Objective: Extract and list every line that contains the word "samo".

-- Data provided start --

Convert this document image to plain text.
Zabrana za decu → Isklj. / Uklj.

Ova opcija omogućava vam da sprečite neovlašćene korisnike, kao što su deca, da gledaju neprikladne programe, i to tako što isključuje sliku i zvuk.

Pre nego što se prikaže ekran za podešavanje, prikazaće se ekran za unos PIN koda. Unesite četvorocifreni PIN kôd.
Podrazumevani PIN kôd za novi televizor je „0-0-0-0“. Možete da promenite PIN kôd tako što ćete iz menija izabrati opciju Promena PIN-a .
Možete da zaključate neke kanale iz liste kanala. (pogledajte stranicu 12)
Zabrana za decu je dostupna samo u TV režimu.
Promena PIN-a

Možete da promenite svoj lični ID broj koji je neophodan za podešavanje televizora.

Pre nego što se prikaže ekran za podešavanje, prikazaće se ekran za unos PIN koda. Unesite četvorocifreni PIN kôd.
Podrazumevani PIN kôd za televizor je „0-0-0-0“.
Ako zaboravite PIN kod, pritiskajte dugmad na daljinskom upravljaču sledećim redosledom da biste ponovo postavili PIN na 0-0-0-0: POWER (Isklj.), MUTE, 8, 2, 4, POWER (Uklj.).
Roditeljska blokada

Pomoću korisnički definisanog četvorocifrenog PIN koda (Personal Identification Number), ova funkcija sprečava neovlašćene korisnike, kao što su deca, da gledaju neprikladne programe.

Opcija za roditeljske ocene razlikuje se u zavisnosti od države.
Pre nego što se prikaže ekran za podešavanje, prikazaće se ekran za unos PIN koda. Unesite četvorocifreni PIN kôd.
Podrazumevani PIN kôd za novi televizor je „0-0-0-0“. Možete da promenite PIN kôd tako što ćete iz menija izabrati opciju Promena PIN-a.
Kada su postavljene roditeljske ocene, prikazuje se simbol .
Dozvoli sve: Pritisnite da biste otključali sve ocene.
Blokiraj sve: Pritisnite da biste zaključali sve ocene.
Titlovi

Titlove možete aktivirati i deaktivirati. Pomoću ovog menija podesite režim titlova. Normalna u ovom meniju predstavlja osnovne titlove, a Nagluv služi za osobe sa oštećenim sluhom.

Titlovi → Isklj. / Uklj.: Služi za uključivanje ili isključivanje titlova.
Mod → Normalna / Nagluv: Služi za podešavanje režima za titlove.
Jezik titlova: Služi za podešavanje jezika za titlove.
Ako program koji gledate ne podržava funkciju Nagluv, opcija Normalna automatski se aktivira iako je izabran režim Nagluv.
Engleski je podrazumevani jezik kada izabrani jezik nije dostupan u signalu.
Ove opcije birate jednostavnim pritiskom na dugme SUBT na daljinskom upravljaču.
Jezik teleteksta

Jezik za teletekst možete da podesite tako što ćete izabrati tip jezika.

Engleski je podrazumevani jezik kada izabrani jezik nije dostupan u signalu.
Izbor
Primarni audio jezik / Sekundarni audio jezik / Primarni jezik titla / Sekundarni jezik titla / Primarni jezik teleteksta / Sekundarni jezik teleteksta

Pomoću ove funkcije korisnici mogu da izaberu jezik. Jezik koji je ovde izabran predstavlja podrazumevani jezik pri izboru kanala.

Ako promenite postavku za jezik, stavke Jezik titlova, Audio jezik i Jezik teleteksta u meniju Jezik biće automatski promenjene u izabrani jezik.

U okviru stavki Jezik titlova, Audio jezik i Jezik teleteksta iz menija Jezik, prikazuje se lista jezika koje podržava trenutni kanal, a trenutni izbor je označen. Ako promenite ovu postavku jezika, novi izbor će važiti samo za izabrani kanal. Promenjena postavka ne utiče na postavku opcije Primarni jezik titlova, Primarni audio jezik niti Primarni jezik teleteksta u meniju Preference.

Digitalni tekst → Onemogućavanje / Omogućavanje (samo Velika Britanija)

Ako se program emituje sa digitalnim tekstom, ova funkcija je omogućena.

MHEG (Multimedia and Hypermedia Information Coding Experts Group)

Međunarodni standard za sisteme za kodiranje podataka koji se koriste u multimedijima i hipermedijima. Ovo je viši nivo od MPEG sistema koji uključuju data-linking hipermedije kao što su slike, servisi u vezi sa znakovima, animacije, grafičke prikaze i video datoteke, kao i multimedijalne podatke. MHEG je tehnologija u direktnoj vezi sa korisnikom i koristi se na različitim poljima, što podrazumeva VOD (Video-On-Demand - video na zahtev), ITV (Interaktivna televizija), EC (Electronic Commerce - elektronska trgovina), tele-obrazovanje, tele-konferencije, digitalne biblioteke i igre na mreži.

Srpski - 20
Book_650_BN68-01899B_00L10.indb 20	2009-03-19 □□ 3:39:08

-- Data provided end --

Problem solution:
Zabrana za decu je dostupna samo u TV režimu.
U okviru stavki Jezik titlova, Audio jezik i Jezik teleteksta iz menija Jezik, prikazuje se lista jezika koje podržava trenutni kanal, a trenutni izbor je označen. Ako promenite ovu postavku jezika, novi izbor će važiti samo za izabrani kanal. Promenjena postavka ne utiče na postavku opcije Primarni jezik titlova, Primarni audio jezik niti Primarni jezik teleteksta u meniju Preference.
Digitalni tekst → Onemogućavanje / Omogućavanje (samo Velika Britanija)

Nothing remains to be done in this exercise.